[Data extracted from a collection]
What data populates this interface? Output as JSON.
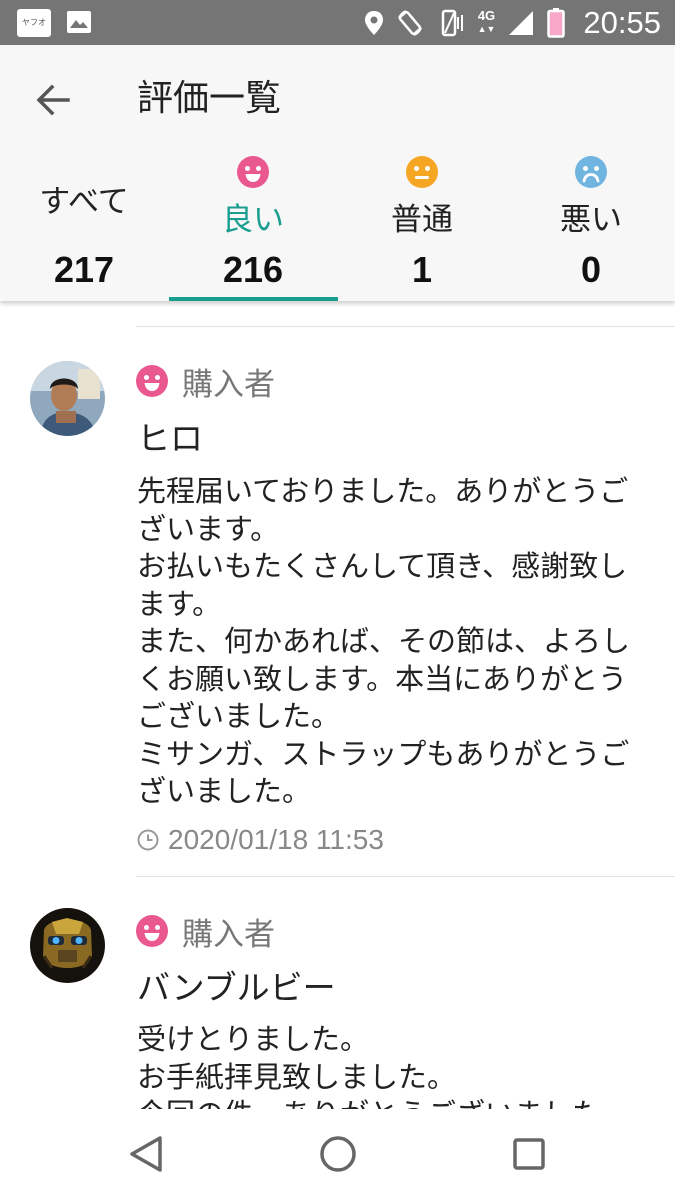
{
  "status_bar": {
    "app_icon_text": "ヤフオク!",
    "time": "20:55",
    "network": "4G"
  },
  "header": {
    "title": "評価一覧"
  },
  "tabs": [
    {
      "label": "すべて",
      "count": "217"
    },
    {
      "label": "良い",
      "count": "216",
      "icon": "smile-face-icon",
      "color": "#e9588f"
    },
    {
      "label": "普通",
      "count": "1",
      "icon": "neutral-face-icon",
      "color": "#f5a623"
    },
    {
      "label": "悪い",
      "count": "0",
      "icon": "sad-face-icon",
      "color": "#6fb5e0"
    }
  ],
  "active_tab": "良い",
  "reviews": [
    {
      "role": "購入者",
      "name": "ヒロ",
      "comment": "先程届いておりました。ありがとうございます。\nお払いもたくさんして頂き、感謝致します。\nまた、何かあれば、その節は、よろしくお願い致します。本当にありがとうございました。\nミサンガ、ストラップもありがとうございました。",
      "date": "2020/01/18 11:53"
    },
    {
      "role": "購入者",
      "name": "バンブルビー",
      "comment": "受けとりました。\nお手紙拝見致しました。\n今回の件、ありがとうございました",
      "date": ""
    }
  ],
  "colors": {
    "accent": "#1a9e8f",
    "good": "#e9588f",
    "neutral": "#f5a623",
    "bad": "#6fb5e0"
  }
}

**Exercise**
Using the data above, write out every line exactly, leaving the images behind.

**Exercise solution**
What data populates this interface? Output as JSON.
{
  "status_bar": {
    "app_icon_text": "ヤフオク!",
    "time": "20:55",
    "network": "4G"
  },
  "header": {
    "title": "評価一覧"
  },
  "tabs": [
    {
      "label": "すべて",
      "count": "217"
    },
    {
      "label": "良い",
      "count": "216",
      "icon": "smile-face-icon",
      "color": "#e9588f"
    },
    {
      "label": "普通",
      "count": "1",
      "icon": "neutral-face-icon",
      "color": "#f5a623"
    },
    {
      "label": "悪い",
      "count": "0",
      "icon": "sad-face-icon",
      "color": "#6fb5e0"
    }
  ],
  "active_tab": "良い",
  "reviews": [
    {
      "role": "購入者",
      "name": "ヒロ",
      "comment": "先程届いておりました。ありがとうございます。\nお払いもたくさんして頂き、感謝致します。\nまた、何かあれば、その節は、よろしくお願い致します。本当にありがとうございました。\nミサンガ、ストラップもありがとうございました。",
      "date": "2020/01/18 11:53"
    },
    {
      "role": "購入者",
      "name": "バンブルビー",
      "comment": "受けとりました。\nお手紙拝見致しました。\n今回の件、ありがとうございました",
      "date": ""
    }
  ],
  "colors": {
    "accent": "#1a9e8f",
    "good": "#e9588f",
    "neutral": "#f5a623",
    "bad": "#6fb5e0"
  }
}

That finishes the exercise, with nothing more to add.